Your task is to restate the data word for word.

— START Data for the task —

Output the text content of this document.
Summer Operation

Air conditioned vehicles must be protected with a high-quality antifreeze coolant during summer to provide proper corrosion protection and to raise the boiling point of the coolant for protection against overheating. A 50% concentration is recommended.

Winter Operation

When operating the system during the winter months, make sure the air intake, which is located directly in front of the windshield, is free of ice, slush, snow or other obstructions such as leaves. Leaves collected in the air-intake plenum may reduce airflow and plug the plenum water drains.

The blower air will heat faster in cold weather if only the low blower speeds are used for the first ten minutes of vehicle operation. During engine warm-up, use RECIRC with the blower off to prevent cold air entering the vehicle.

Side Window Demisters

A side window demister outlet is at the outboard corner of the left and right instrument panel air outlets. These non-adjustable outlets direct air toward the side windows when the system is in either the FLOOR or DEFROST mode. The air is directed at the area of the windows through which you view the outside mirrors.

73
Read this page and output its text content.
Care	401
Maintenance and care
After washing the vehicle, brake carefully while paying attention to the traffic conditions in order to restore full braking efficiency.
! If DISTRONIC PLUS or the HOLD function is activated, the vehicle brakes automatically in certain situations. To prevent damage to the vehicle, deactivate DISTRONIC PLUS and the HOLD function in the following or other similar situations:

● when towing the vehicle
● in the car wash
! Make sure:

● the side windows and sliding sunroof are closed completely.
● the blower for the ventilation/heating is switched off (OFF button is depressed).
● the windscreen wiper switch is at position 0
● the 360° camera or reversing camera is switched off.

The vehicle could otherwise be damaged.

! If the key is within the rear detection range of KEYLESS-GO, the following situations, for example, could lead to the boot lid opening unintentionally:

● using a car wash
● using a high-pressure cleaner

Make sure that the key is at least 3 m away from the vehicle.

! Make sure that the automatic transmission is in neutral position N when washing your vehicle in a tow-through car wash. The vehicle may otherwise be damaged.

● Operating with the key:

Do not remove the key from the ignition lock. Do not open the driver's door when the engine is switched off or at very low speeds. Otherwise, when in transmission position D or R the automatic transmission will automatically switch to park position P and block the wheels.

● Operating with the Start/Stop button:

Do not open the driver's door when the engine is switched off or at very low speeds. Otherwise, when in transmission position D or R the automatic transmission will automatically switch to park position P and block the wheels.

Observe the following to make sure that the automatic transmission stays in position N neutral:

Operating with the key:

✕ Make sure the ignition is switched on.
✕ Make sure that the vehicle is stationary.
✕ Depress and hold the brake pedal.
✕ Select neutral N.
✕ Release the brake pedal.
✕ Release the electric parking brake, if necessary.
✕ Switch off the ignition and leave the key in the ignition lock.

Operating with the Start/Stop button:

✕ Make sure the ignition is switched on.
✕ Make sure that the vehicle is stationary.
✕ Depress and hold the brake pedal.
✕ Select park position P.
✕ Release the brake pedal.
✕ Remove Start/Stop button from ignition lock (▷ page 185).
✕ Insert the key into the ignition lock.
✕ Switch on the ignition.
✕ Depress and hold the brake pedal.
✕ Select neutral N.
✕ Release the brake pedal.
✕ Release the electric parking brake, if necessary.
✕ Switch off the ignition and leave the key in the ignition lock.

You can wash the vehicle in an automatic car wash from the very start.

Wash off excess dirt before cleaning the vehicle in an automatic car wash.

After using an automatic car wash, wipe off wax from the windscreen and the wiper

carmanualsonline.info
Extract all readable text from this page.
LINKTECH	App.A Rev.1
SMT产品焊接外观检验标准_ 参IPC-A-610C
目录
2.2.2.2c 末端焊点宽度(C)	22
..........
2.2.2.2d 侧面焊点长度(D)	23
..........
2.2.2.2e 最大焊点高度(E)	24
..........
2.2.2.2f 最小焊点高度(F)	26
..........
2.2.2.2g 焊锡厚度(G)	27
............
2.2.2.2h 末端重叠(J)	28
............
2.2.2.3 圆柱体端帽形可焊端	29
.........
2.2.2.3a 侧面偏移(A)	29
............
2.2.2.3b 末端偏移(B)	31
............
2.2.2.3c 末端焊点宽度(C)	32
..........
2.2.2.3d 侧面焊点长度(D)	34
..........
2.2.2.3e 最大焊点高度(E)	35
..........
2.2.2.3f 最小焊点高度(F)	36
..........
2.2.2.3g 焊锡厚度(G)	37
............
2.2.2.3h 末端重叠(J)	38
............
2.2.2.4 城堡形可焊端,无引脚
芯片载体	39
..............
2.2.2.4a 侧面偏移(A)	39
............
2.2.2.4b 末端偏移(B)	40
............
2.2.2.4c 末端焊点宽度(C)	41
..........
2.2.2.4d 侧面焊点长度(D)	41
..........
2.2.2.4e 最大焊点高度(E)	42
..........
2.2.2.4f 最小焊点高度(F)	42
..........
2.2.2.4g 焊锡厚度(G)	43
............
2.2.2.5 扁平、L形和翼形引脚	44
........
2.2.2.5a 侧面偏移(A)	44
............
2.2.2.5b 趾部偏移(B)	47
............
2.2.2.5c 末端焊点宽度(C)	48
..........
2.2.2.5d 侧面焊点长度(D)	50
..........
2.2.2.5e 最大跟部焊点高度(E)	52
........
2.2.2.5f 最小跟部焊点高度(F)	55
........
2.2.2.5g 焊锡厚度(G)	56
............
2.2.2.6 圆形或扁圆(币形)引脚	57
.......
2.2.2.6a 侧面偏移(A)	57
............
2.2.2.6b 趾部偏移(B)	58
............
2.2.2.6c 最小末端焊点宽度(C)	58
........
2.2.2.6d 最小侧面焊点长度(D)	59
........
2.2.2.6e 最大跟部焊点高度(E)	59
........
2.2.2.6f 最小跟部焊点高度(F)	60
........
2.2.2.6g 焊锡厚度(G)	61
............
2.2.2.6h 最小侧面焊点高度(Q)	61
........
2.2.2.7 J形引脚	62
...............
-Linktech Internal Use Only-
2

— END Data for the task —

**Answer to the problem**
Output the text content of this document.
Summer Operation

Air conditioned vehicles must be protected with a high-quality antifreeze coolant during summer to provide proper corrosion protection and to raise the boiling point of the coolant for protection against overheating. A 50% concentration is recommended.

Winter Operation

When operating the system during the winter months, make sure the air intake, which is located directly in front of the windshield, is free of ice, slush, snow or other obstructions such as leaves. Leaves collected in the air-intake plenum may reduce airflow and plug the plenum water drains.

The blower air will heat faster in cold weather if only the low blower speeds are used for the first ten minutes of vehicle operation. During engine warm-up, use RECIRC with the blower off to prevent cold air entering the vehicle.

Side Window Demisters

A side window demister outlet is at the outboard corner of the left and right instrument panel air outlets. These non-adjustable outlets direct air toward the side windows when the system is in either the FLOOR or DEFROST mode. The air is directed at the area of the windows through which you view the outside mirrors.

73
Read this page and output its text content.
Care	401
Maintenance and care
After washing the vehicle, brake carefully while paying attention to the traffic conditions in order to restore full braking efficiency.
! If DISTRONIC PLUS or the HOLD function is activated, the vehicle brakes automatically in certain situations. To prevent damage to the vehicle, deactivate DISTRONIC PLUS and the HOLD function in the following or other similar situations:

● when towing the vehicle
● in the car wash
! Make sure:

● the side windows and sliding sunroof are closed completely.
● the blower for the ventilation/heating is switched off (OFF button is depressed).
● the windscreen wiper switch is at position 0
● the 360° camera or reversing camera is switched off.

The vehicle could otherwise be damaged.

! If the key is within the rear detection range of KEYLESS-GO, the following situations, for example, could lead to the boot lid opening unintentionally:

● using a car wash
● using a high-pressure cleaner

Make sure that the key is at least 3 m away from the vehicle.

! Make sure that the automatic transmission is in neutral position N when washing your vehicle in a tow-through car wash. The vehicle may otherwise be damaged.

● Operating with the key:

Do not remove the key from the ignition lock. Do not open the driver's door when the engine is switched off or at very low speeds. Otherwise, when in transmission position D or R the automatic transmission will automatically switch to park position P and block the wheels.

● Operating with the Start/Stop button:

Do not open the driver's door when the engine is switched off or at very low speeds. Otherwise, when in transmission position D or R the automatic transmission will automatically switch to park position P and block the wheels.

Observe the following to make sure that the automatic transmission stays in position N neutral:

Operating with the key:

✕ Make sure the ignition is switched on.
✕ Make sure that the vehicle is stationary.
✕ Depress and hold the brake pedal.
✕ Select neutral N.
✕ Release the brake pedal.
✕ Release the electric parking brake, if necessary.
✕ Switch off the ignition and leave the key in the ignition lock.

Operating with the Start/Stop button:

✕ Make sure the ignition is switched on.
✕ Make sure that the vehicle is stationary.
✕ Depress and hold the brake pedal.
✕ Select park position P.
✕ Release the brake pedal.
✕ Remove Start/Stop button from ignition lock (▷ page 185).
✕ Insert the key into the ignition lock.
✕ Switch on the ignition.
✕ Depress and hold the brake pedal.
✕ Select neutral N.
✕ Release the brake pedal.
✕ Release the electric parking brake, if necessary.
✕ Switch off the ignition and leave the key in the ignition lock.

You can wash the vehicle in an automatic car wash from the very start.

Wash off excess dirt before cleaning the vehicle in an automatic car wash.

After using an automatic car wash, wipe off wax from the windscreen and the wiper

carmanualsonline.info
Extract all readable text from this page.
LINKTECH	App.A Rev.1
SMT产品焊接外观检验标准_ 参IPC-A-610C
目录
2.2.2.2c 末端焊点宽度(C)	22
..........
2.2.2.2d 侧面焊点长度(D)	23
..........
2.2.2.2e 最大焊点高度(E)	24
..........
2.2.2.2f 最小焊点高度(F)	26
..........
2.2.2.2g 焊锡厚度(G)	27
............
2.2.2.2h 末端重叠(J)	28
............
2.2.2.3 圆柱体端帽形可焊端	29
.........
2.2.2.3a 侧面偏移(A)	29
............
2.2.2.3b 末端偏移(B)	31
............
2.2.2.3c 末端焊点宽度(C)	32
..........
2.2.2.3d 侧面焊点长度(D)	34
..........
2.2.2.3e 最大焊点高度(E)	35
..........
2.2.2.3f 最小焊点高度(F)	36
..........
2.2.2.3g 焊锡厚度(G)	37
............
2.2.2.3h 末端重叠(J)	38
............
2.2.2.4 城堡形可焊端,无引脚
芯片载体	39
..............
2.2.2.4a 侧面偏移(A)	39
............
2.2.2.4b 末端偏移(B)	40
............
2.2.2.4c 末端焊点宽度(C)	41
..........
2.2.2.4d 侧面焊点长度(D)	41
..........
2.2.2.4e 最大焊点高度(E)	42
..........
2.2.2.4f 最小焊点高度(F)	42
..........
2.2.2.4g 焊锡厚度(G)	43
............
2.2.2.5 扁平、L形和翼形引脚	44
........
2.2.2.5a 侧面偏移(A)	44
............
2.2.2.5b 趾部偏移(B)	47
............
2.2.2.5c 末端焊点宽度(C)	48
..........
2.2.2.5d 侧面焊点长度(D)	50
..........
2.2.2.5e 最大跟部焊点高度(E)	52
........
2.2.2.5f 最小跟部焊点高度(F)	55
........
2.2.2.5g 焊锡厚度(G)	56
............
2.2.2.6 圆形或扁圆(币形)引脚	57
.......
2.2.2.6a 侧面偏移(A)	57
............
2.2.2.6b 趾部偏移(B)	58
............
2.2.2.6c 最小末端焊点宽度(C)	58
........
2.2.2.6d 最小侧面焊点长度(D)	59
........
2.2.2.6e 最大跟部焊点高度(E)	59
........
2.2.2.6f 最小跟部焊点高度(F)	60
........
2.2.2.6g 焊锡厚度(G)	61
............
2.2.2.6h 最小侧面焊点高度(Q)	61
........
2.2.2.7 J形引脚	62
...............
-Linktech Internal Use Only-
2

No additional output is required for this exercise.